| DIRECTIONS |
Which lines of the listing below contain the word "xlabel"? Return them.

| RECORDED INFORMATION |
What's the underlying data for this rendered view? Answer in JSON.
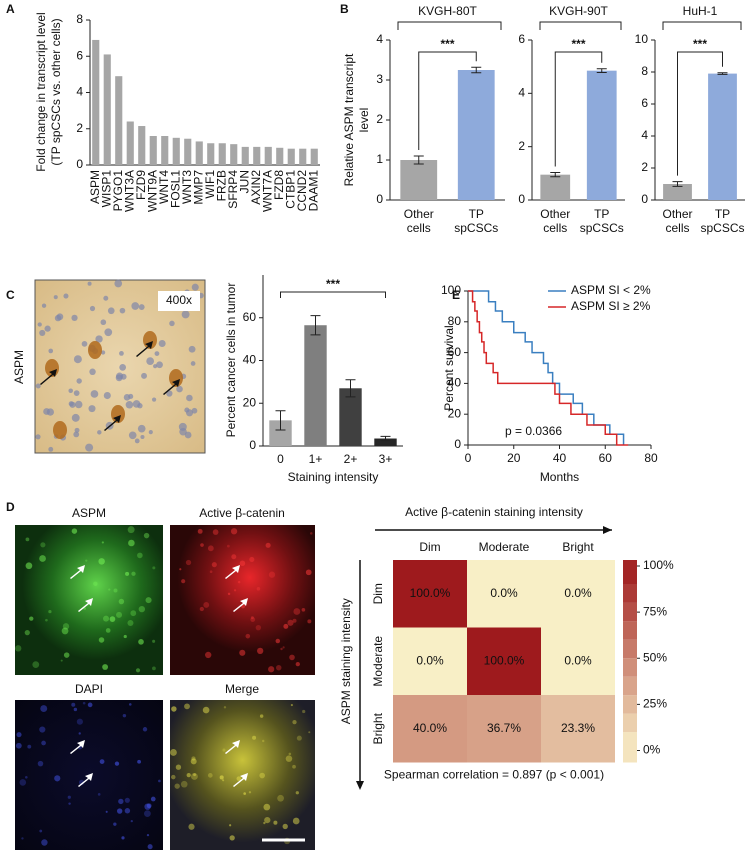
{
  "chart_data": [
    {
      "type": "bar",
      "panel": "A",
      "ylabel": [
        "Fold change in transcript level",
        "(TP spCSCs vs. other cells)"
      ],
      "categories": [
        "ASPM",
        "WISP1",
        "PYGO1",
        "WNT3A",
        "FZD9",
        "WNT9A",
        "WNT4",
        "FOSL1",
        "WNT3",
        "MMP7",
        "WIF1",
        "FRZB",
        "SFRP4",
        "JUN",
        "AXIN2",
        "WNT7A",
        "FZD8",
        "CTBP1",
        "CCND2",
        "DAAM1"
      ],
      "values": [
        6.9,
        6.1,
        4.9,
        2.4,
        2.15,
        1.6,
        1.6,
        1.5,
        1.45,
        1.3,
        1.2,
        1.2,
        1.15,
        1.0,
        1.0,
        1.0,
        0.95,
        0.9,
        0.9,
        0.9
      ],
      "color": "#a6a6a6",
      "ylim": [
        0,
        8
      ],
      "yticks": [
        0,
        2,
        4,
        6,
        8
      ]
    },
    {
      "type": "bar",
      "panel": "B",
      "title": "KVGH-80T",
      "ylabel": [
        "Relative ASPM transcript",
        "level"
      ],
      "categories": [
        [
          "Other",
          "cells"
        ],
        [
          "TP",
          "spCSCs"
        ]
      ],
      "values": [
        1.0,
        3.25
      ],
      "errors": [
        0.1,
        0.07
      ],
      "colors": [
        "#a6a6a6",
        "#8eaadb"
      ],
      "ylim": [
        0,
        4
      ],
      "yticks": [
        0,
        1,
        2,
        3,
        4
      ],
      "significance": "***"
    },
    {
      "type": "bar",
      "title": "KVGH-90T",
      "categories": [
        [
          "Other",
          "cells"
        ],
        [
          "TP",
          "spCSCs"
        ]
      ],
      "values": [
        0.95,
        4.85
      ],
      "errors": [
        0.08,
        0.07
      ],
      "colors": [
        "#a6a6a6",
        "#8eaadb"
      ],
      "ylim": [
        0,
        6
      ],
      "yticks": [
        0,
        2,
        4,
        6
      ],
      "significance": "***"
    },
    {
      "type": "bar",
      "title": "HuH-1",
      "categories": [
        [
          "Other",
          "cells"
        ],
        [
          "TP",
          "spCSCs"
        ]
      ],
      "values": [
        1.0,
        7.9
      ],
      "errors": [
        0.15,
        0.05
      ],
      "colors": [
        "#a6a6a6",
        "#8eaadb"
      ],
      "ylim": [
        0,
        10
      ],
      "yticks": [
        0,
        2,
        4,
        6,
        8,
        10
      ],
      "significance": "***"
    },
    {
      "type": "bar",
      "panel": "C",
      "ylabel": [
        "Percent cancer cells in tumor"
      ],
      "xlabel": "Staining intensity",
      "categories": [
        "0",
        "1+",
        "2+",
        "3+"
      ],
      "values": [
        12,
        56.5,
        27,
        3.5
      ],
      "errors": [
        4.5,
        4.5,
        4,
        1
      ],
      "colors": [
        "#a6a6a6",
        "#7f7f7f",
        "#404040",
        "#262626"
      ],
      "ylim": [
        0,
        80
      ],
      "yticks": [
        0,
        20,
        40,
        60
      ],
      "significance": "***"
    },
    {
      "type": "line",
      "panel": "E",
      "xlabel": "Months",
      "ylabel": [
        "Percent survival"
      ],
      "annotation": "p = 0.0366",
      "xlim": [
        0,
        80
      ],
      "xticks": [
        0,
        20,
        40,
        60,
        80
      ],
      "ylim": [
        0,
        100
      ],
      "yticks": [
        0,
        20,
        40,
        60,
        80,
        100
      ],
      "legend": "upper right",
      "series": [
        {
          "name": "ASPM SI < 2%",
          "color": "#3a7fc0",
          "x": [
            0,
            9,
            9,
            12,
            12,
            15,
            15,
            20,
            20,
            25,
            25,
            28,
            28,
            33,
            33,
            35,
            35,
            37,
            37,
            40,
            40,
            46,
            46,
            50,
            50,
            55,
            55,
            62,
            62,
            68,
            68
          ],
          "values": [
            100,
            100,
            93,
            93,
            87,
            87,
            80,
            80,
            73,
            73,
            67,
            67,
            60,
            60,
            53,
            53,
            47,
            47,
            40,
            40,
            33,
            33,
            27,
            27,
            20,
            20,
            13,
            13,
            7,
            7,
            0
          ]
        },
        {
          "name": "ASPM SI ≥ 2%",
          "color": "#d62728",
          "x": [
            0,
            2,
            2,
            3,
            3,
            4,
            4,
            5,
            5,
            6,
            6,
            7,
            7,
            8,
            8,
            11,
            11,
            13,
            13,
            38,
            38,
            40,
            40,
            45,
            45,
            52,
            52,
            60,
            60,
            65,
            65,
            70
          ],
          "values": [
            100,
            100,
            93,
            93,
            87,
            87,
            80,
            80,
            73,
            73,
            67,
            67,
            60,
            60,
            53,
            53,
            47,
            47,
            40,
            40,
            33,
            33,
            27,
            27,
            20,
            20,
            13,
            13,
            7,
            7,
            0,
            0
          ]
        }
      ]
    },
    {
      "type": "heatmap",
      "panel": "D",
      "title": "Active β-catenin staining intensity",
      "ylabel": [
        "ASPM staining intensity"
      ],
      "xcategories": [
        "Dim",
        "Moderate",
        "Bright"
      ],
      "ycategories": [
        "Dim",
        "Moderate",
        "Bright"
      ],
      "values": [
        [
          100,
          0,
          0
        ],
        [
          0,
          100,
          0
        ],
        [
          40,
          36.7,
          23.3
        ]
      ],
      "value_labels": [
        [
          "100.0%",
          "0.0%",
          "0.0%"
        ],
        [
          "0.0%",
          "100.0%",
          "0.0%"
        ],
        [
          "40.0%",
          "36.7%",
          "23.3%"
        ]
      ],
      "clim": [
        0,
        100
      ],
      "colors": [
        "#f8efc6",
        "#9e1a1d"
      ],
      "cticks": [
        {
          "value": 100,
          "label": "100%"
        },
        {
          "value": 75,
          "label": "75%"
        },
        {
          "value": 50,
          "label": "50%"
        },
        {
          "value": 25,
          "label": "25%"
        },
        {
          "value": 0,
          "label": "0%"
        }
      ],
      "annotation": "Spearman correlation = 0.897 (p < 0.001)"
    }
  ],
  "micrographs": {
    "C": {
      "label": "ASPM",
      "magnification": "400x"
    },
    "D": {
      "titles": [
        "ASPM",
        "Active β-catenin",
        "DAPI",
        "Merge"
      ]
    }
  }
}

| ANSWER FOR THE TASK |
      "xlabel": "Staining intensity",
      "xlabel": "Months",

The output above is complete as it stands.